-- Written exercise --
Extract and list every line that contains the word "suffix".

— BEGIN —

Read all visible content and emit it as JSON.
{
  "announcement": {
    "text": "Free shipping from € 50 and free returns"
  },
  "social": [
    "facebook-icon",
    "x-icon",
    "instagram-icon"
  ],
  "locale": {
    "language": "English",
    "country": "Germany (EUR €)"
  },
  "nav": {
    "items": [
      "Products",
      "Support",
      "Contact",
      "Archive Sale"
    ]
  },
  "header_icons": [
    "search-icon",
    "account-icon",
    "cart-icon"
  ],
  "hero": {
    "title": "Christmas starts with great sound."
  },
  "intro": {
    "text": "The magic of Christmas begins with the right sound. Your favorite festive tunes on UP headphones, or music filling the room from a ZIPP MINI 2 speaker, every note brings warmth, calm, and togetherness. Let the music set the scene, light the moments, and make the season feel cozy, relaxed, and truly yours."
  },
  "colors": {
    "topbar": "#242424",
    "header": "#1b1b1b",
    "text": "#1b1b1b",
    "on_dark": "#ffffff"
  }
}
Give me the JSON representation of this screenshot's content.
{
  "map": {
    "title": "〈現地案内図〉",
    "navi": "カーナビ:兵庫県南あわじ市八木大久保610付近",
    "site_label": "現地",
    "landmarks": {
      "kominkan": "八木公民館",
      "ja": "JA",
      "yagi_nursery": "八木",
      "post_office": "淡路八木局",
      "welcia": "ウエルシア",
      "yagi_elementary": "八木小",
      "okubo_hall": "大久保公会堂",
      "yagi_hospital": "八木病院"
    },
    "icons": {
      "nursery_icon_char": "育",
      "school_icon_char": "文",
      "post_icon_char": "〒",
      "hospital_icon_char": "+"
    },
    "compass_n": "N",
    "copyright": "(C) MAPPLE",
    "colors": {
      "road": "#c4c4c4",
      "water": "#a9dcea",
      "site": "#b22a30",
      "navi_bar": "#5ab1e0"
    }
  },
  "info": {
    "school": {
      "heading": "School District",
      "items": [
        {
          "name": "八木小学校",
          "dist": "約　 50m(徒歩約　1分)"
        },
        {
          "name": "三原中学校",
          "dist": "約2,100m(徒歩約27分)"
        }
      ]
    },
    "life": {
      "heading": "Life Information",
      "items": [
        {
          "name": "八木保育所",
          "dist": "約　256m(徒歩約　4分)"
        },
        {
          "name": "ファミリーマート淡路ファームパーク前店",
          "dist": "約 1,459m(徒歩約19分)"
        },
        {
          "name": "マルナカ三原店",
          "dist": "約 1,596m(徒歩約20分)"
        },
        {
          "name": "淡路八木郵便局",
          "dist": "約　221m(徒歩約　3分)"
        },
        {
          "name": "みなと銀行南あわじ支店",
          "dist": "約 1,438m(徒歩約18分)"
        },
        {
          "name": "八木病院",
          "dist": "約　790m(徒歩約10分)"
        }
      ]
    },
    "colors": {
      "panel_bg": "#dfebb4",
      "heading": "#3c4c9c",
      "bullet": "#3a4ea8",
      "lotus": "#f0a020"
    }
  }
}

— END —
— BEGIN —

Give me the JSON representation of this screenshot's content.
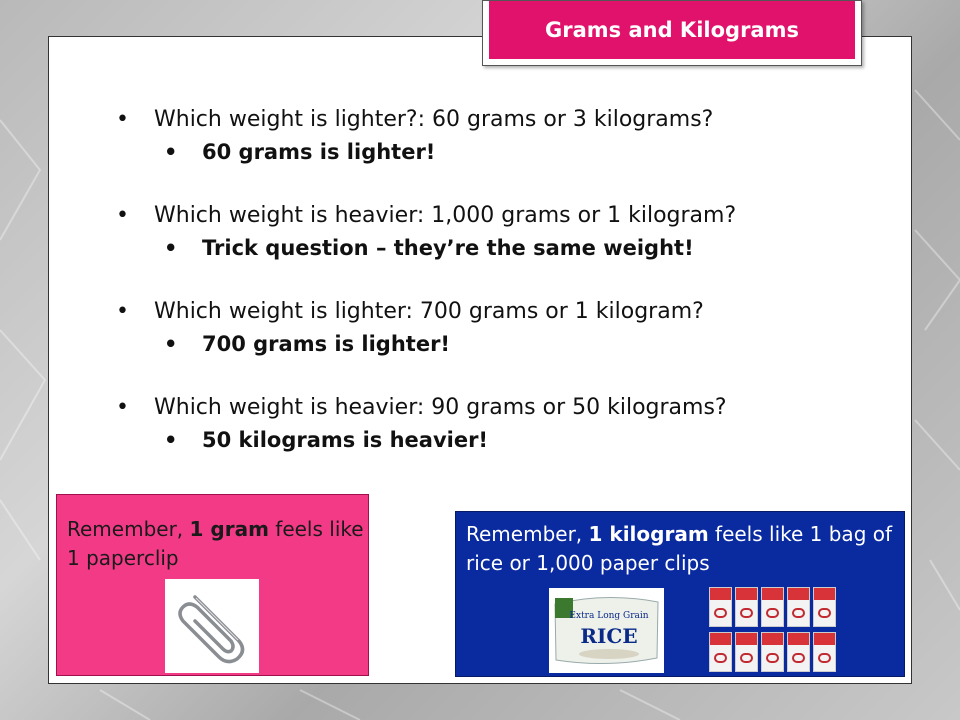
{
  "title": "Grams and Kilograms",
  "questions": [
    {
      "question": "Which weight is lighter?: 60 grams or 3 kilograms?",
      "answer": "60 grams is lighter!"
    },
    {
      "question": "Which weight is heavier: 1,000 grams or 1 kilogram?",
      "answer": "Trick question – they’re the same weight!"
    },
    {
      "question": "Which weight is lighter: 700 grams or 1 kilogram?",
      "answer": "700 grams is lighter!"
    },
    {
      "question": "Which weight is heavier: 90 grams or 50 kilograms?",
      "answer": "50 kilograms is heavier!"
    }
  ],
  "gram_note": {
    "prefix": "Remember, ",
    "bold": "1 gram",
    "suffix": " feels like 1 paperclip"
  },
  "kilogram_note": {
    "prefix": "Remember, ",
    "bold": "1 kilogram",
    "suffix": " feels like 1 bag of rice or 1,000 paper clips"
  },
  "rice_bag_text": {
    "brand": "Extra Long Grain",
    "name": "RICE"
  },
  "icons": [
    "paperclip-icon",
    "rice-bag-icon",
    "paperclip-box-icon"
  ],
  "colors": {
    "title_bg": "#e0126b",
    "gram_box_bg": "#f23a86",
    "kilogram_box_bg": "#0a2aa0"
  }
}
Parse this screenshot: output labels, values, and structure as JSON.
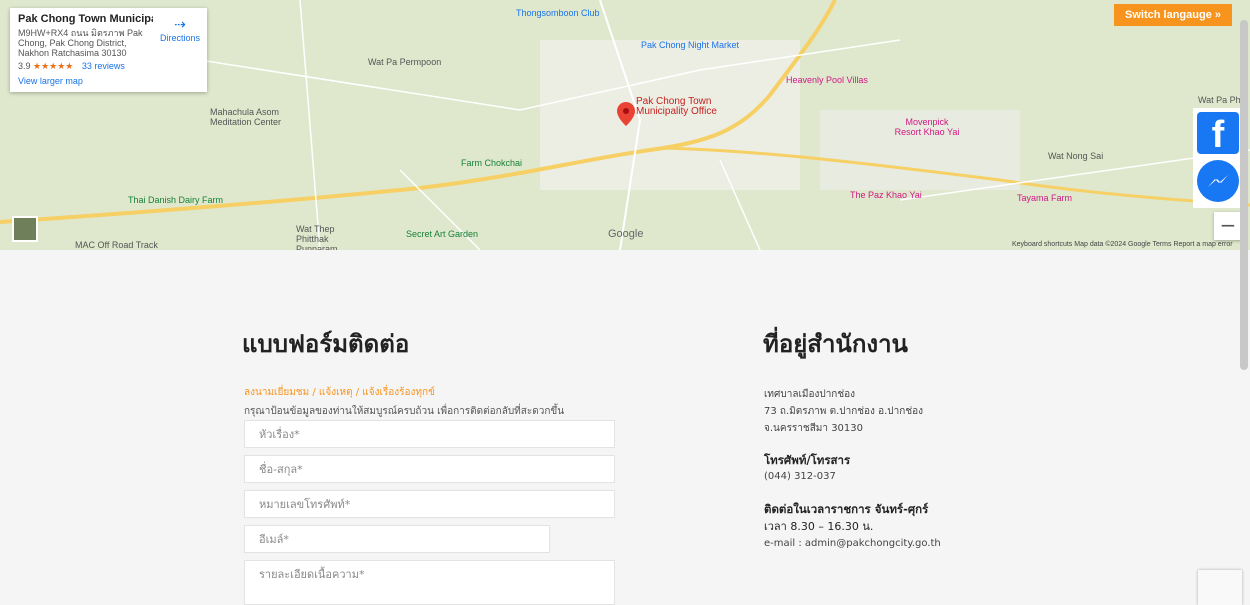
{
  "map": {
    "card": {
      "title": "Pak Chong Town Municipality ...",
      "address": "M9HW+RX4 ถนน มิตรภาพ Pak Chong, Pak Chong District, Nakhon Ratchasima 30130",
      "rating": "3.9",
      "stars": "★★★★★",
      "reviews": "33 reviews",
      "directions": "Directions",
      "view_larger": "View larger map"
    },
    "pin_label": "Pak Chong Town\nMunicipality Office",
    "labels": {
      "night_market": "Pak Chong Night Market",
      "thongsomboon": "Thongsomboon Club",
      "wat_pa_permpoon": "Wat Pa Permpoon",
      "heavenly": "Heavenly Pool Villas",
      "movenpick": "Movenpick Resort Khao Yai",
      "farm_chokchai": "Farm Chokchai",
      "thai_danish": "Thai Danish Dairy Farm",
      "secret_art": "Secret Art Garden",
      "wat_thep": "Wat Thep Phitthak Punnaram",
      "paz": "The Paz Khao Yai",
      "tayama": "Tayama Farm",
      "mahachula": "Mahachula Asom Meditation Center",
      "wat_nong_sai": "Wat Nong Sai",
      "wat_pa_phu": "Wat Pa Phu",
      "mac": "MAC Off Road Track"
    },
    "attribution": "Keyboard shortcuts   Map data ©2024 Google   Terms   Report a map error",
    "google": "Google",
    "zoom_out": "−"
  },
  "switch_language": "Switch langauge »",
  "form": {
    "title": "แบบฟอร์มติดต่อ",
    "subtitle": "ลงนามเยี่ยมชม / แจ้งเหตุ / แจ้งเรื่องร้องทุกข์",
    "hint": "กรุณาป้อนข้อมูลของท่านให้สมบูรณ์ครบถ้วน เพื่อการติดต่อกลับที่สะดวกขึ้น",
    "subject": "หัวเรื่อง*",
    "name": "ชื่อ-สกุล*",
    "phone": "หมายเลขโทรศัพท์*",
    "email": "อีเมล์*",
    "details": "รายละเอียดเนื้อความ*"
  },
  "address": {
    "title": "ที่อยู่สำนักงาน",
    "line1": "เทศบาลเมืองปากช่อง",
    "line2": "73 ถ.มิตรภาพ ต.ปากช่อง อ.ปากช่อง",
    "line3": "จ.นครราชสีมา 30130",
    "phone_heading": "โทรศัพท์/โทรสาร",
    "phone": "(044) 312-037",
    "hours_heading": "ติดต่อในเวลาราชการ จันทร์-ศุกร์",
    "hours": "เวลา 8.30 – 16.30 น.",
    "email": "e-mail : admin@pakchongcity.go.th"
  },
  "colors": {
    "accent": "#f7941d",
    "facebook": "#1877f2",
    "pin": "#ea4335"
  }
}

— END —
— BEGIN —

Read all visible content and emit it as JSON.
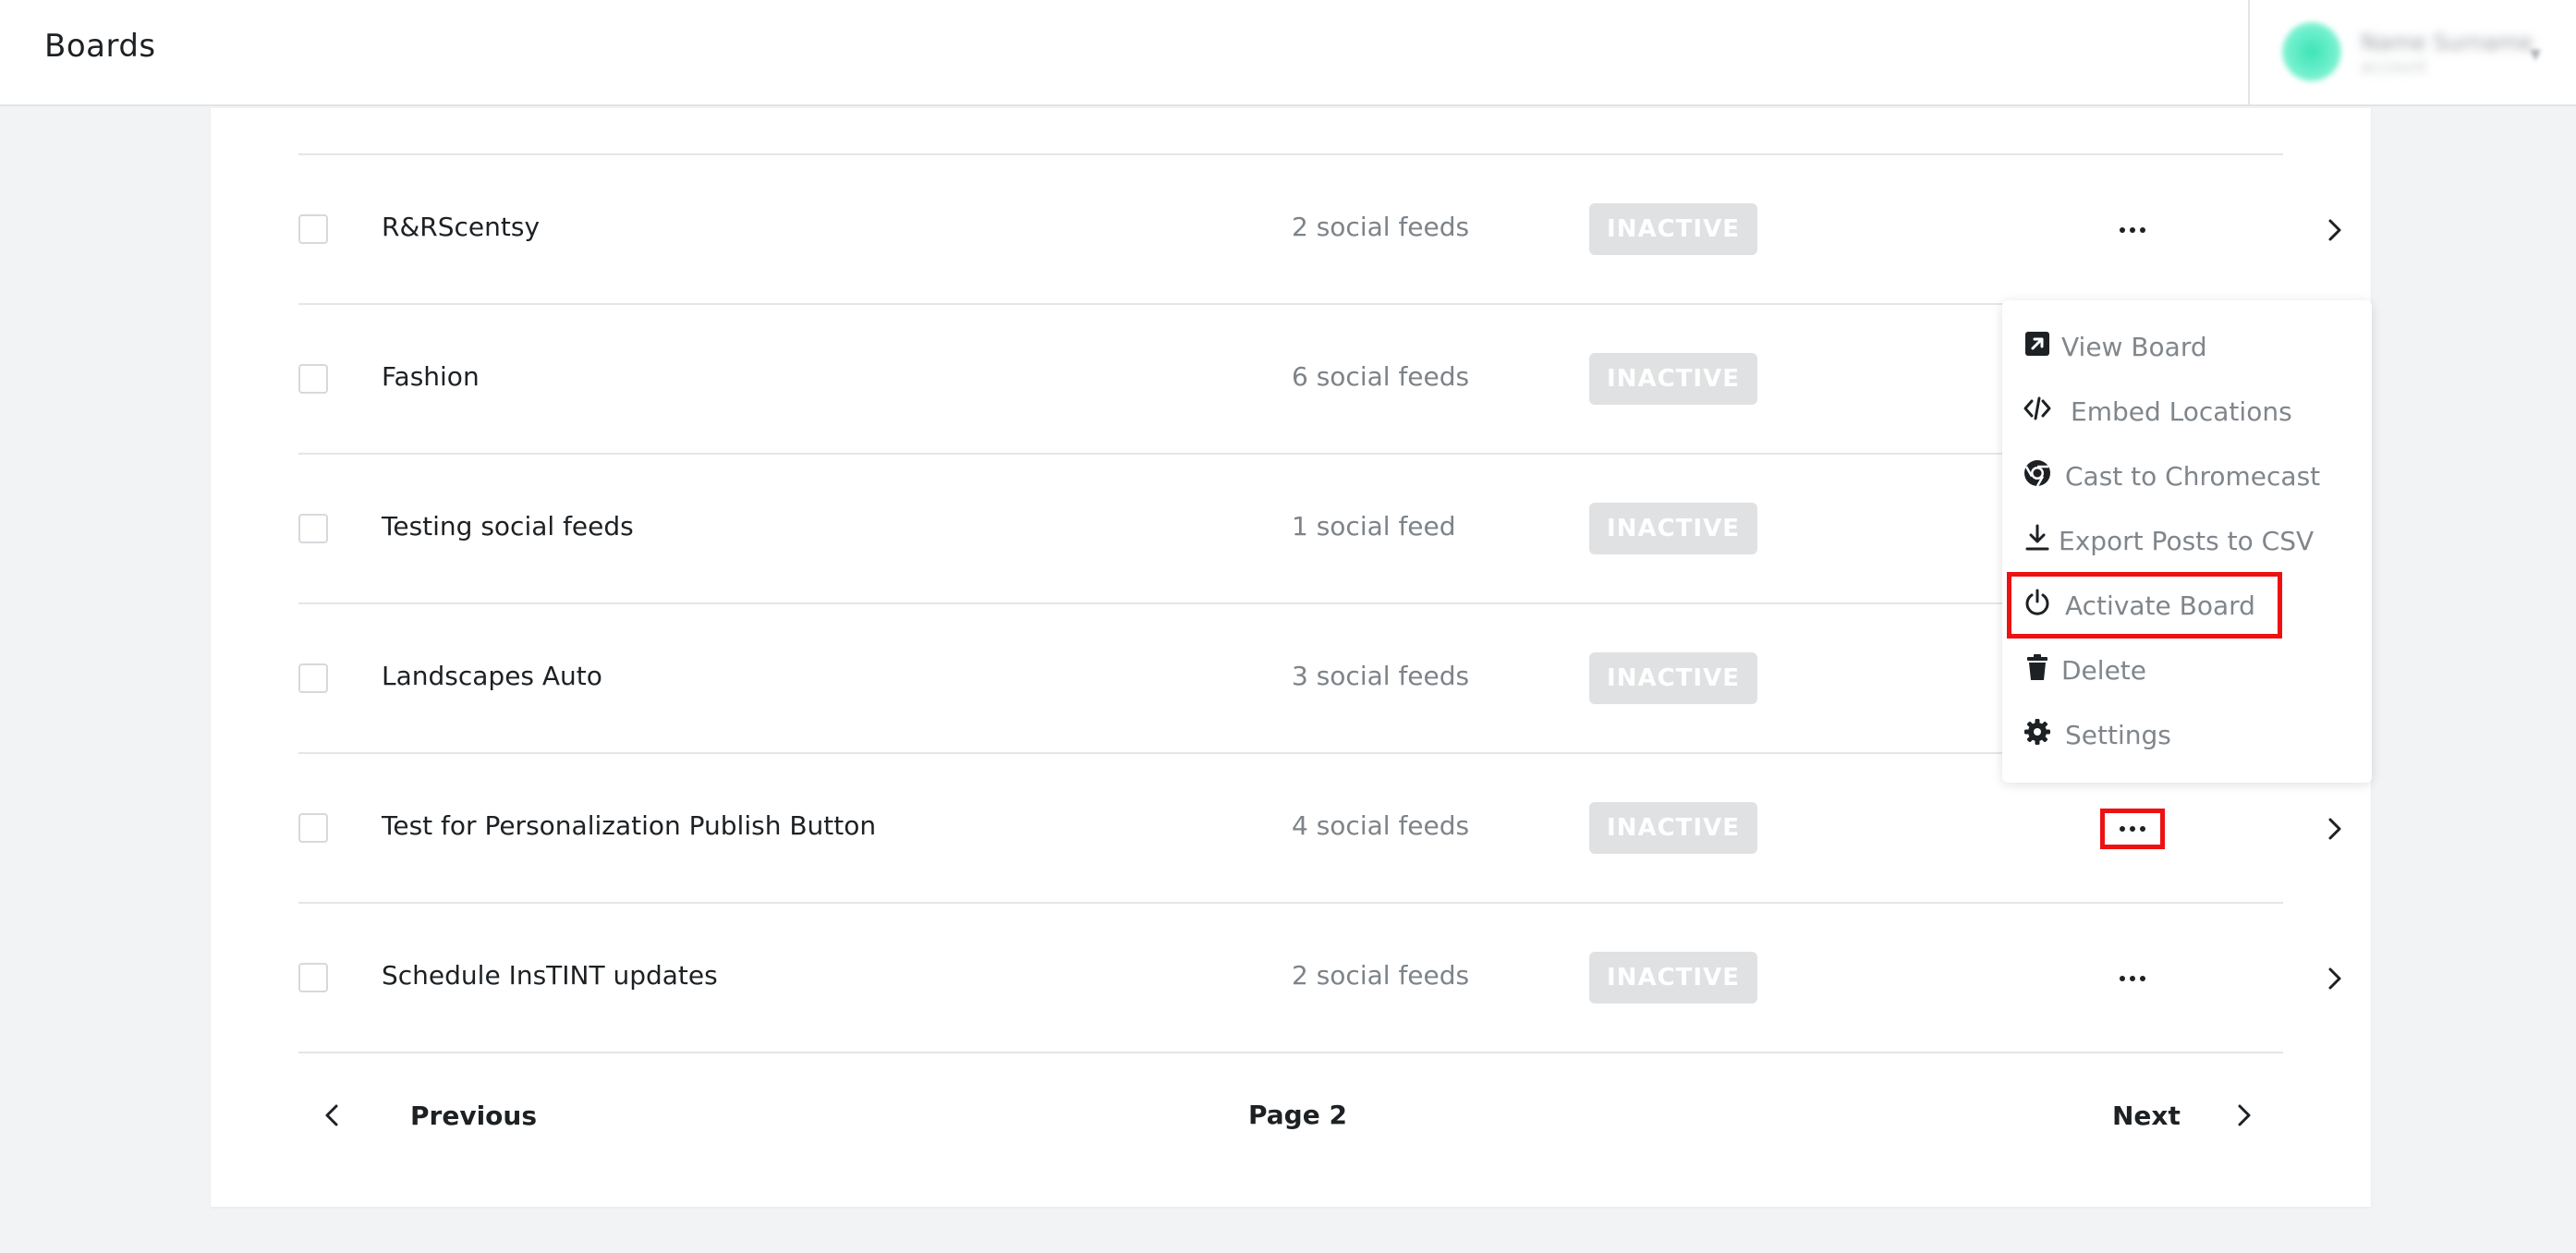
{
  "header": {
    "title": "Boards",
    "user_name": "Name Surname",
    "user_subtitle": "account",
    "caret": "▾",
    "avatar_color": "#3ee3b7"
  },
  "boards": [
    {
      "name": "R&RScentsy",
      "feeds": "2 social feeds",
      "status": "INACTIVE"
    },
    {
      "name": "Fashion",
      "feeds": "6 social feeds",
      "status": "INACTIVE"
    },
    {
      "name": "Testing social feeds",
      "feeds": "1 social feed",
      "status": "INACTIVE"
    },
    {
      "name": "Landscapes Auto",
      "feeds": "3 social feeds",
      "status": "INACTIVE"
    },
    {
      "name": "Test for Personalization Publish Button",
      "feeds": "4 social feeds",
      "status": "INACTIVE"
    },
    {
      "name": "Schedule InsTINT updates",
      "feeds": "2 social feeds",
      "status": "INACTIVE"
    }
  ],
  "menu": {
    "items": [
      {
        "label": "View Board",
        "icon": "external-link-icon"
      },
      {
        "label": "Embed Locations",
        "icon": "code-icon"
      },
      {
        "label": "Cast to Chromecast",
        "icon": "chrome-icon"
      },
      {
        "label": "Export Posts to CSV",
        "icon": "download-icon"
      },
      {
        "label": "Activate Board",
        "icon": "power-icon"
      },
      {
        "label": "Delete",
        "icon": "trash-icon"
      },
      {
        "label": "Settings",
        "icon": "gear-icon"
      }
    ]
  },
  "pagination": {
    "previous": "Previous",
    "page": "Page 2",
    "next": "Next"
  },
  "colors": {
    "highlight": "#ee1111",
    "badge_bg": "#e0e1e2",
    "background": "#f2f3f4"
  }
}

— END —

-- Correct answer --
    "suffix": " feels like 1 paperclip"
    "suffix": " feels like 1 bag of rice or 1,000 paper clips"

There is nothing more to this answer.